◆ What the task asks ◆
Identify the lines containing the word "يوسف". Copy each one.

◆ Material provided ◆
···
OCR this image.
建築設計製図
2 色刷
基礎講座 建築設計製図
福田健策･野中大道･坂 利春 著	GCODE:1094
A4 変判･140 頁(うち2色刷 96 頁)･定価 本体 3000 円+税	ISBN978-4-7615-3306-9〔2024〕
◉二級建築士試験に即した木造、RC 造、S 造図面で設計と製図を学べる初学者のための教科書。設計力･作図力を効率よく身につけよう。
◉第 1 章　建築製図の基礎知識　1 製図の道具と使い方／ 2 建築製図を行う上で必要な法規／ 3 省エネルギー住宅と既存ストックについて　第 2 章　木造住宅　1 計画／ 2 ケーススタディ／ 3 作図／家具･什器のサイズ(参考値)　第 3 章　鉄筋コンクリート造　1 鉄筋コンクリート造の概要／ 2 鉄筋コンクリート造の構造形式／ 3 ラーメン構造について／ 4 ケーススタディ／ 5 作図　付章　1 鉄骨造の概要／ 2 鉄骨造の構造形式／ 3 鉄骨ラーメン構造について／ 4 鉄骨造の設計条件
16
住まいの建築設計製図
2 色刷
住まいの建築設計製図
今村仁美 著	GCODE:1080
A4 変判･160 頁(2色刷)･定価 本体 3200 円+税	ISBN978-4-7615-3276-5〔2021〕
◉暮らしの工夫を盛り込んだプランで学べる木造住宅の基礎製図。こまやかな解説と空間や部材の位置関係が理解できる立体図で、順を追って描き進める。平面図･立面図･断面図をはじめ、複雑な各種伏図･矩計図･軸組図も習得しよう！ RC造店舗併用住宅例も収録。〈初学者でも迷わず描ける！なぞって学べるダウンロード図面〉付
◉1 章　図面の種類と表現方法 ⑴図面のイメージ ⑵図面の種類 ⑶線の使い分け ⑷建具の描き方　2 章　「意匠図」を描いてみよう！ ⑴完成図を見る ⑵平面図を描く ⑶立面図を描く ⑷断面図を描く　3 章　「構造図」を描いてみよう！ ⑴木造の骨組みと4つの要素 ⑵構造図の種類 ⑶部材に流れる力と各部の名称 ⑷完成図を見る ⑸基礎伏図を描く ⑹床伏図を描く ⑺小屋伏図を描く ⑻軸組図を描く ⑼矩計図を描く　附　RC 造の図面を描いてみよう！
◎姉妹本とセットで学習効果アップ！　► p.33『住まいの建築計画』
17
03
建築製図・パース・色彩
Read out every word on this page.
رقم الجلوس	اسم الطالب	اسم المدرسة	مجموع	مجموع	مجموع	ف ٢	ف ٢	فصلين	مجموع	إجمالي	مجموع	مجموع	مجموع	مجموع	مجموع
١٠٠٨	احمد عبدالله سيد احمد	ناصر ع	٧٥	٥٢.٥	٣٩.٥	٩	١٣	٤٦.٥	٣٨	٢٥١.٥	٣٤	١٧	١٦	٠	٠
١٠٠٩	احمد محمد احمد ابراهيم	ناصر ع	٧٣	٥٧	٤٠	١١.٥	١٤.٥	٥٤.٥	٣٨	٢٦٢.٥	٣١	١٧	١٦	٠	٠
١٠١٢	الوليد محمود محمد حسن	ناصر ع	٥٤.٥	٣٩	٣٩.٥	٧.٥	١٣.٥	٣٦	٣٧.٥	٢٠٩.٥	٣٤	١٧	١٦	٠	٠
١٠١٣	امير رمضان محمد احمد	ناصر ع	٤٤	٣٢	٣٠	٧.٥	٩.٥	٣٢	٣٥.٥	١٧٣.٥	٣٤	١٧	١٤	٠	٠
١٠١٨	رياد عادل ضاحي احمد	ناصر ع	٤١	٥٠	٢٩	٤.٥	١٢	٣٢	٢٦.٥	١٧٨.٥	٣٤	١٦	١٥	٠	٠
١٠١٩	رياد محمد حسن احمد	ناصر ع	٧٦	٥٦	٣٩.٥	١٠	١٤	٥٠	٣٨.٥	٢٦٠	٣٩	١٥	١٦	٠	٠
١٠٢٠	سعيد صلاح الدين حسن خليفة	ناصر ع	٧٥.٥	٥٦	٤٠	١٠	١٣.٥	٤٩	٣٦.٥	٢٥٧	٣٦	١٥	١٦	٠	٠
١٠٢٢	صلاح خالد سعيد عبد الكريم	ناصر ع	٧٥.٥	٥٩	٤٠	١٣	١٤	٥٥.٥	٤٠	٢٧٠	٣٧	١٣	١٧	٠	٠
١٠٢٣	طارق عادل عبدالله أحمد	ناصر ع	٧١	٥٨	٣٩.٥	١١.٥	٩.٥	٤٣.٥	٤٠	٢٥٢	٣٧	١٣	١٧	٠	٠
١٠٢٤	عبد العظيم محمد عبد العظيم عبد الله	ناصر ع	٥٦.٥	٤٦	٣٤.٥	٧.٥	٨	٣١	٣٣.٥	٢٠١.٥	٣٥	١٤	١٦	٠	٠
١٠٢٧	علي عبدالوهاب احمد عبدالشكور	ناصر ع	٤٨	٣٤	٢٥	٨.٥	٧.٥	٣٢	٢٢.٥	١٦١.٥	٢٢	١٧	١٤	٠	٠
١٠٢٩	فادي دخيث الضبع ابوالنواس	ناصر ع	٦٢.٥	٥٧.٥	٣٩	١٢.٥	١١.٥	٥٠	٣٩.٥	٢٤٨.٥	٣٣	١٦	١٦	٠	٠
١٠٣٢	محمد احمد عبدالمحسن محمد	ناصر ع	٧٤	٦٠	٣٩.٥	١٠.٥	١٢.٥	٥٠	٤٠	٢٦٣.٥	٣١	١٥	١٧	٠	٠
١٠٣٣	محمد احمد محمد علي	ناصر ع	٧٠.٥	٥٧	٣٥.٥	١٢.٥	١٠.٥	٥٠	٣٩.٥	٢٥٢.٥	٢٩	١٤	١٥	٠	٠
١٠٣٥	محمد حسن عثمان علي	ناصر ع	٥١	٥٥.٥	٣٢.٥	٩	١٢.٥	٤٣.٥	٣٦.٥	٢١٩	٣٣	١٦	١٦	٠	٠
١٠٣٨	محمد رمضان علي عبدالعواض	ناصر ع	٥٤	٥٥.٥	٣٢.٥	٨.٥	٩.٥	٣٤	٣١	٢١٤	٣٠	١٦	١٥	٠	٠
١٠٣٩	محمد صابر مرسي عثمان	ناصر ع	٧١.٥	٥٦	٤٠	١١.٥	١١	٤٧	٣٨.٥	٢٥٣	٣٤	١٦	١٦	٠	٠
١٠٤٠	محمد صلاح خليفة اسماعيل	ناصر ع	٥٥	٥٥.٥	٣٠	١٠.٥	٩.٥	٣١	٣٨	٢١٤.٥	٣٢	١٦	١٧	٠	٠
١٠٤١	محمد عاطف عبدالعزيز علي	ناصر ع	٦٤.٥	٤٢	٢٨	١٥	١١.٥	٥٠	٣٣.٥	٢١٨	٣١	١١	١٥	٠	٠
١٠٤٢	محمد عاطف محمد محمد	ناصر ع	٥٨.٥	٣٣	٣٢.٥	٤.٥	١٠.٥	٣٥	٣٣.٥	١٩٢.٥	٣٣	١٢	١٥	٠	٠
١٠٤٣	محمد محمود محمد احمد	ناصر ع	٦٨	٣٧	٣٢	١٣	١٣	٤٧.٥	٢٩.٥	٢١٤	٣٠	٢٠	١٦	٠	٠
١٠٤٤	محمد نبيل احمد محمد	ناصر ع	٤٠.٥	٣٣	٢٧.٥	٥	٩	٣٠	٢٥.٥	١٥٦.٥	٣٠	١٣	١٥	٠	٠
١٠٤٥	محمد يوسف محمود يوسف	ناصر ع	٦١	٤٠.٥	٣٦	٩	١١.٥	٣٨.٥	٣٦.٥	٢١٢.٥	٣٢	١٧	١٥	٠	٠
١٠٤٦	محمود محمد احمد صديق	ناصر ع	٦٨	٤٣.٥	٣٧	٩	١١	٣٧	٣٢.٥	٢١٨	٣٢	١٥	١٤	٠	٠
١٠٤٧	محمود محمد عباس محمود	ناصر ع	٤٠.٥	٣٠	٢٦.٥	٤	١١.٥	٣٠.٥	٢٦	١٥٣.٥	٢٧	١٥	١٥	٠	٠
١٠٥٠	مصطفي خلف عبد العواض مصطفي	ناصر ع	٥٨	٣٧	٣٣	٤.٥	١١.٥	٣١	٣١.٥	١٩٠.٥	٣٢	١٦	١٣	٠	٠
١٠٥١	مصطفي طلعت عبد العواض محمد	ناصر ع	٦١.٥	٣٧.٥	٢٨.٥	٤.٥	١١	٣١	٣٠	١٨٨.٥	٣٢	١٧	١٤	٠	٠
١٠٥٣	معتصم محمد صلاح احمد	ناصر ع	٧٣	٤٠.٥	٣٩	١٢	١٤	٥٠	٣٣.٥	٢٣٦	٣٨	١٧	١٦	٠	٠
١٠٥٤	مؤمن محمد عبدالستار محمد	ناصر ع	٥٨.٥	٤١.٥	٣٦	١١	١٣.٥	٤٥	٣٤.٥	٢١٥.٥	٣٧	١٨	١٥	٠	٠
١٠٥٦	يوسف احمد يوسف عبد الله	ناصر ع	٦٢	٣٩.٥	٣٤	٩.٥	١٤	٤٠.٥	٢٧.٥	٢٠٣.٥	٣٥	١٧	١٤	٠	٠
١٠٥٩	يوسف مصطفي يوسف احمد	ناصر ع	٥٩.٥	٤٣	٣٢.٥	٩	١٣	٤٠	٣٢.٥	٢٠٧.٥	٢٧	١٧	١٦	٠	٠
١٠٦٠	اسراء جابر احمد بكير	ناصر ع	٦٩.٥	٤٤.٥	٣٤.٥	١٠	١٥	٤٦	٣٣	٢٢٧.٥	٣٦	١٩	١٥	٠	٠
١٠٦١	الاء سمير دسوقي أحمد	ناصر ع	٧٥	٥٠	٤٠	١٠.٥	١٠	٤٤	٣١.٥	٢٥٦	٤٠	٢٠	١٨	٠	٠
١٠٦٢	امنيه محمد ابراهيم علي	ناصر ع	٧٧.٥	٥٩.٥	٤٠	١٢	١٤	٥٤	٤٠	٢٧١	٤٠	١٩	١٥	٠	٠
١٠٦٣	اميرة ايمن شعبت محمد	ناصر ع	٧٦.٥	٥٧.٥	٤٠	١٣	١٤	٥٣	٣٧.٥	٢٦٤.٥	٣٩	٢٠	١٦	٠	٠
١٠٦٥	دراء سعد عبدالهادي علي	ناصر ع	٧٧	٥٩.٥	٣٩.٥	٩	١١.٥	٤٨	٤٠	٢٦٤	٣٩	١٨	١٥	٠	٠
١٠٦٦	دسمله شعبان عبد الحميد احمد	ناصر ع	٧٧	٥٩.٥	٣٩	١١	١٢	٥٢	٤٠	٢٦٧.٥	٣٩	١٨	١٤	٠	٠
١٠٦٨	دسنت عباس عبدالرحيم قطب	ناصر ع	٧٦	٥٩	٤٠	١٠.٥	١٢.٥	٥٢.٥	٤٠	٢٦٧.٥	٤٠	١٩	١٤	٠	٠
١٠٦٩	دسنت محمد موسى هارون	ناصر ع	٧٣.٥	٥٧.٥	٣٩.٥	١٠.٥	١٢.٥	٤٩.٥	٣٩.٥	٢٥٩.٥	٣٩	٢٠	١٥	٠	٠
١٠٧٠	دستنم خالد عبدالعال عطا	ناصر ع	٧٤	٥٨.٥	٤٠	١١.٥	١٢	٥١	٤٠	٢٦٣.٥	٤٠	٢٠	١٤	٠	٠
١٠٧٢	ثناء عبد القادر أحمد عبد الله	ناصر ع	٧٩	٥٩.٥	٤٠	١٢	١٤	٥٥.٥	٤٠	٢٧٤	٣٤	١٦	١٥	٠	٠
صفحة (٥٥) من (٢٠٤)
···
◆ Task output ◆
١٠٤٥	محمد يوسف محمود يوسف	ناصر ع	٦١	٤٠.٥	٣٦	٩	١١.٥	٣٨.٥	٣٦.٥	٢١٢.٥	٣٢	١٧	١٥	٠	٠
١٠٥٦	يوسف احمد يوسف عبد الله	ناصر ع	٦٢	٣٩.٥	٣٤	٩.٥	١٤	٤٠.٥	٢٧.٥	٢٠٣.٥	٣٥	١٧	١٤	٠	٠
١٠٥٩	يوسف مصطفي يوسف احمد	ناصر ع	٥٩.٥	٤٣	٣٢.٥	٩	١٣	٤٠	٣٢.٥	٢٠٧.٥	٢٧	١٧	١٦	٠	٠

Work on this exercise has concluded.